**Page excerpt:**

For more information on Benchtop appliances, see Kitchen.
Brands and models tested
- Bamix Basic (A)
- Bamix Mono
- Bodum Bistro Stick Blender K11179
- Braun Multiquick 100 (A)
- Braun MultiQuick 5 hand blender MR530 Sauce
- Breville BSB300 Wizz Stick (A)
- Breville BSB500 (A)
- Breville HB95 (A)
- Breville the control grip BSB510
- Breville the control grip BSB310
- Cuisinart CSB-76A SmartStick
- Cuisinart CSB-77A Smart Stick Blender
- Kambrook Essentials stick mixer KSB7
- Kenwood Hand Blender HB520
- Kenwood HB615 (A)
- Kenwood kMix Triblade hand blender HB891
- Kenwood Triblade Hand blender HB714 (HB710 series)
- Kenwood Wizzard Pro HB665 (A)
- KitchenAid Hand Blender 5KHB100
- Maxim HB-01 (A)

**Records supplied:**
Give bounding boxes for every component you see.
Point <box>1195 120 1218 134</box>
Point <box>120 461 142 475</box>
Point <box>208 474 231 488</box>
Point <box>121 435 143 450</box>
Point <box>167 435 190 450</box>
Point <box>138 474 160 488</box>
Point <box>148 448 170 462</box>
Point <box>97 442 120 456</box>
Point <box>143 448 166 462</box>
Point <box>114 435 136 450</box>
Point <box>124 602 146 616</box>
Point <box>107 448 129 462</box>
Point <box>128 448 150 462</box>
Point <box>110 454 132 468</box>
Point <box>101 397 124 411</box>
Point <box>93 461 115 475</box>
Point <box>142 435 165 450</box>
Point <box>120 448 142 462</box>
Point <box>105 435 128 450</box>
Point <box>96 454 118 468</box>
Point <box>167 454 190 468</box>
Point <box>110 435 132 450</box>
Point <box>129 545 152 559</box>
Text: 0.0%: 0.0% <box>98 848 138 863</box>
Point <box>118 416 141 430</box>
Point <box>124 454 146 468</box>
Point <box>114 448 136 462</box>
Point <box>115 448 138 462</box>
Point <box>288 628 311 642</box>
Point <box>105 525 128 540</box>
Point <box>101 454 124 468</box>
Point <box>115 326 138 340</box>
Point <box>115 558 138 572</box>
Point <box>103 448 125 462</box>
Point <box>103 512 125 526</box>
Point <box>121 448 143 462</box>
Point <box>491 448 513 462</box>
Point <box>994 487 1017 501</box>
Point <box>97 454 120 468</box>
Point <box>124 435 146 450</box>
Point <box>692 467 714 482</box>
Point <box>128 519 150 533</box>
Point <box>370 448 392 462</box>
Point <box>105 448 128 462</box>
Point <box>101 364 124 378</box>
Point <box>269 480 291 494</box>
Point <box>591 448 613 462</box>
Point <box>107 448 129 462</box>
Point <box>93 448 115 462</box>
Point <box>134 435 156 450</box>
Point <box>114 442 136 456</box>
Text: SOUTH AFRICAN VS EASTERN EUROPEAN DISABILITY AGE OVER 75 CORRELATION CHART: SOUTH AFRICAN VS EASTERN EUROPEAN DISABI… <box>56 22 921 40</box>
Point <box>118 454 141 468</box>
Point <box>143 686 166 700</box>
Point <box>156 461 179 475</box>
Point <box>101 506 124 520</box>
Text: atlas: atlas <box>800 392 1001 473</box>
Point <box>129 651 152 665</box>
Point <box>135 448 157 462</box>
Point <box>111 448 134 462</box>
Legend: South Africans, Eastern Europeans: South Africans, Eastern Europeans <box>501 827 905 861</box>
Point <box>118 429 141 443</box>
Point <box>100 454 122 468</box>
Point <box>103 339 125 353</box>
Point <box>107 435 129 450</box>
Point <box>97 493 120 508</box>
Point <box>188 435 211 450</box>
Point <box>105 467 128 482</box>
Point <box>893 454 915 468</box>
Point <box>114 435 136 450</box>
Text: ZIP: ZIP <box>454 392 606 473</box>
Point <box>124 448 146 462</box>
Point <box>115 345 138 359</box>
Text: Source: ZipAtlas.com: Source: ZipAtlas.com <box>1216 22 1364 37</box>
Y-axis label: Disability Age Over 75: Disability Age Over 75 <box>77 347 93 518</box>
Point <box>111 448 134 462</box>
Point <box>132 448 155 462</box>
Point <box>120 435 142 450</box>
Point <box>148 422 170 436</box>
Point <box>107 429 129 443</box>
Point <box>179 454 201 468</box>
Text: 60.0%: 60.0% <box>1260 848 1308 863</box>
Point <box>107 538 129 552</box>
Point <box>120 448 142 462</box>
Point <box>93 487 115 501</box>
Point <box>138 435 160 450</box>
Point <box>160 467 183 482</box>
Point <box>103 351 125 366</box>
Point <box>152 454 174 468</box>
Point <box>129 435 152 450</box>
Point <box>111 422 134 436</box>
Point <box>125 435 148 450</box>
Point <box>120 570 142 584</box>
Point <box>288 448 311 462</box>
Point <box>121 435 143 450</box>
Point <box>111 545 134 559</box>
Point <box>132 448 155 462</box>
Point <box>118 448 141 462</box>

**About this task:** In the list of brands and models tested, edit the lines from "- Braun MultiQuick 5" up to and including "Kenwood HB615 (A)" so that "stick mixer" becomes "stick blender", and give that part again.

**Your response:**
- Braun MultiQuick 5 hand blender MR530 Sauce
- Breville BSB300 Wizz Stick (A)
- Breville BSB500 (A)
- Breville HB95 (A)
- Breville the control grip BSB510
- Breville the control grip BSB310
- Cuisinart CSB-76A SmartStick
- Cuisinart CSB-77A Smart Stick Blender
- Kambrook Essentials stick blender KSB7
- Kenwood Hand Blender HB520
- Kenwood HB615 (A)